> **Goal**:
Extract all of the data and reproduce it precisely.
[Supplied data start]
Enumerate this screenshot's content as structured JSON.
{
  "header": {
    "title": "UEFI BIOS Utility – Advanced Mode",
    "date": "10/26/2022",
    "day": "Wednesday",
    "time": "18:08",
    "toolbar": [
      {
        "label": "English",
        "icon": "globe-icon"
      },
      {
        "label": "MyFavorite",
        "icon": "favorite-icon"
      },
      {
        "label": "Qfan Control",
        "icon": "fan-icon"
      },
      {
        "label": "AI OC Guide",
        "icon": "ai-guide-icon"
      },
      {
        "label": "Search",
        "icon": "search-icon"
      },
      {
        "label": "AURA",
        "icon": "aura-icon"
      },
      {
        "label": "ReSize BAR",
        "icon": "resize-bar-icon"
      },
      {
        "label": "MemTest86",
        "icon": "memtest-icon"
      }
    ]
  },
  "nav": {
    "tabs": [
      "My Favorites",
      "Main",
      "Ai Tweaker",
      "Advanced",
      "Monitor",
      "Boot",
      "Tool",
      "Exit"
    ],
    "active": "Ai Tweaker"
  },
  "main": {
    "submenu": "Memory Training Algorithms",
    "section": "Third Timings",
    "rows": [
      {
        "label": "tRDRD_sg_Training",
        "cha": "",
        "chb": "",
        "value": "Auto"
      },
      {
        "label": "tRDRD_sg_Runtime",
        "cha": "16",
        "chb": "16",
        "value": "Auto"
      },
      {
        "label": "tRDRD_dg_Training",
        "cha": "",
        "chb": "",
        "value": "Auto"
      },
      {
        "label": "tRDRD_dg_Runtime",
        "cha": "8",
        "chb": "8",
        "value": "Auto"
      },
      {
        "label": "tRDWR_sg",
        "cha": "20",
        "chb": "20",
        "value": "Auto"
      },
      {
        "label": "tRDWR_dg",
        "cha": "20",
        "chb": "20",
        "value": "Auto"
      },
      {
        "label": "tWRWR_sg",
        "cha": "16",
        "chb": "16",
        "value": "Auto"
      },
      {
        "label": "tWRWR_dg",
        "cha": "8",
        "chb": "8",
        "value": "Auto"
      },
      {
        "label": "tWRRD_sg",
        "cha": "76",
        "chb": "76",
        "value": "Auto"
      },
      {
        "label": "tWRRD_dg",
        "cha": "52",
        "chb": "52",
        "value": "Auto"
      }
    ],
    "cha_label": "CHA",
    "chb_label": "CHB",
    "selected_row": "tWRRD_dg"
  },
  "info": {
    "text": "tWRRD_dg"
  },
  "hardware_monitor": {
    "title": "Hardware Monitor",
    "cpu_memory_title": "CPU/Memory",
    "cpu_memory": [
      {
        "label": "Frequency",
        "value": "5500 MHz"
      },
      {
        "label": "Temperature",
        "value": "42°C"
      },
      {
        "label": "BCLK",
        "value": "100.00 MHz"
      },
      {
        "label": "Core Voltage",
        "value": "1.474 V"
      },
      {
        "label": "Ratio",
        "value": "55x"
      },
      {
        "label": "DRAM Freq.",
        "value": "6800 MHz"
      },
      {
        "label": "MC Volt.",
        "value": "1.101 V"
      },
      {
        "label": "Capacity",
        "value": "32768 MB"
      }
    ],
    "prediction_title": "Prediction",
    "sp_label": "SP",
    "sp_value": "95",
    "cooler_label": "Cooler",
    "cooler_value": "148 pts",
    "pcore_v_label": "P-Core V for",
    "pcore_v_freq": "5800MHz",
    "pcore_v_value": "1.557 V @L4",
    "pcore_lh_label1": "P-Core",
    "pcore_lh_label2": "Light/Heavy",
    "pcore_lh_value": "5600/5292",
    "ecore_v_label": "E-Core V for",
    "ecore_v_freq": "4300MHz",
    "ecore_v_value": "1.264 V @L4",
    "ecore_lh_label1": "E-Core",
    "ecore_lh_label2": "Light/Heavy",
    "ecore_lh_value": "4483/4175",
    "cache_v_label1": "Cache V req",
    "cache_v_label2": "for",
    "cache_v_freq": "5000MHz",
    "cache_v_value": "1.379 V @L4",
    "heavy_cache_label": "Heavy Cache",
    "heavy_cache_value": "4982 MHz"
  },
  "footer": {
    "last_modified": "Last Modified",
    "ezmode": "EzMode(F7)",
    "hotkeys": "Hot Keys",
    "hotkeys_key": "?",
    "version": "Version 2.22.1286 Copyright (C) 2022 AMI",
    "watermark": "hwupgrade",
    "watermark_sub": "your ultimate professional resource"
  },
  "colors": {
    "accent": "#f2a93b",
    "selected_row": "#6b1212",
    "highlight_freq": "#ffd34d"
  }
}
[Supplied data end]
> **The result**:
Enumerate this screenshot's content as structured JSON.
{
  "header": {
    "title": "UEFI BIOS Utility – Advanced Mode",
    "date": "10/26/2022",
    "day": "Wednesday",
    "time": "18:08",
    "toolbar": [
      {
        "label": "English",
        "icon": "globe-icon"
      },
      {
        "label": "MyFavorite",
        "icon": "favorite-icon"
      },
      {
        "label": "Qfan Control",
        "icon": "fan-icon"
      },
      {
        "label": "AI OC Guide",
        "icon": "ai-guide-icon"
      },
      {
        "label": "Search",
        "icon": "search-icon"
      },
      {
        "label": "AURA",
        "icon": "aura-icon"
      },
      {
        "label": "ReSize BAR",
        "icon": "resize-bar-icon"
      },
      {
        "label": "MemTest86",
        "icon": "memtest-icon"
      }
    ]
  },
  "nav": {
    "tabs": [
      "My Favorites",
      "Main",
      "Ai Tweaker",
      "Advanced",
      "Monitor",
      "Boot",
      "Tool",
      "Exit"
    ],
    "active": "Ai Tweaker"
  },
  "main": {
    "submenu": "Memory Training Algorithms",
    "section": "Third Timings",
    "rows": [
      {
        "label": "tRDRD_sg_Training",
        "cha": "",
        "chb": "",
        "value": "Auto"
      },
      {
        "label": "tRDRD_sg_Runtime",
        "cha": "16",
        "chb": "16",
        "value": "Auto"
      },
      {
        "label": "tRDRD_dg_Training",
        "cha": "",
        "chb": "",
        "value": "Auto"
      },
      {
        "label": "tRDRD_dg_Runtime",
        "cha": "8",
        "chb": "8",
        "value": "Auto"
      },
      {
        "label": "tRDWR_sg",
        "cha": "20",
        "chb": "20",
        "value": "Auto"
      },
      {
        "label": "tRDWR_dg",
        "cha": "20",
        "chb": "20",
        "value": "Auto"
      },
      {
        "label": "tWRWR_sg",
        "cha": "16",
        "chb": "16",
        "value": "Auto"
      },
      {
        "label": "tWRWR_dg",
        "cha": "8",
        "chb": "8",
        "value": "Auto"
      },
      {
        "label": "tWRRD_sg",
        "cha": "76",
        "chb": "76",
        "value": "Auto"
      },
      {
        "label": "tWRRD_dg",
        "cha": "52",
        "chb": "52",
        "value": "Auto"
      }
    ],
    "cha_label": "CHA",
    "chb_label": "CHB",
    "selected_row": "tWRRD_dg"
  },
  "info": {
    "text": "tWRRD_dg"
  },
  "hardware_monitor": {
    "title": "Hardware Monitor",
    "cpu_memory_title": "CPU/Memory",
    "cpu_memory": [
      {
        "label": "Frequency",
        "value": "5500 MHz"
      },
      {
        "label": "Temperature",
        "value": "42°C"
      },
      {
        "label": "BCLK",
        "value": "100.00 MHz"
      },
      {
        "label": "Core Voltage",
        "value": "1.474 V"
      },
      {
        "label": "Ratio",
        "value": "55x"
      },
      {
        "label": "DRAM Freq.",
        "value": "6800 MHz"
      },
      {
        "label": "MC Volt.",
        "value": "1.101 V"
      },
      {
        "label": "Capacity",
        "value": "32768 MB"
      }
    ],
    "prediction_title": "Prediction",
    "sp_label": "SP",
    "sp_value": "95",
    "cooler_label": "Cooler",
    "cooler_value": "148 pts",
    "pcore_v_label": "P-Core V for",
    "pcore_v_freq": "5800MHz",
    "pcore_v_value": "1.557 V @L4",
    "pcore_lh_label1": "P-Core",
    "pcore_lh_label2": "Light/Heavy",
    "pcore_lh_value": "5600/5292",
    "ecore_v_label": "E-Core V for",
    "ecore_v_freq": "4300MHz",
    "ecore_v_value": "1.264 V @L4",
    "ecore_lh_label1": "E-Core",
    "ecore_lh_label2": "Light/Heavy",
    "ecore_lh_value": "4483/4175",
    "cache_v_label1": "Cache V req",
    "cache_v_label2": "for",
    "cache_v_freq": "5000MHz",
    "cache_v_value": "1.379 V @L4",
    "heavy_cache_label": "Heavy Cache",
    "heavy_cache_value": "4982 MHz"
  },
  "footer": {
    "last_modified": "Last Modified",
    "ezmode": "EzMode(F7)",
    "hotkeys": "Hot Keys",
    "hotkeys_key": "?",
    "version": "Version 2.22.1286 Copyright (C) 2022 AMI",
    "watermark": "hwupgrade",
    "watermark_sub": "your ultimate professional resource"
  },
  "colors": {
    "accent": "#f2a93b",
    "selected_row": "#6b1212",
    "highlight_freq": "#ffd34d"
  }
}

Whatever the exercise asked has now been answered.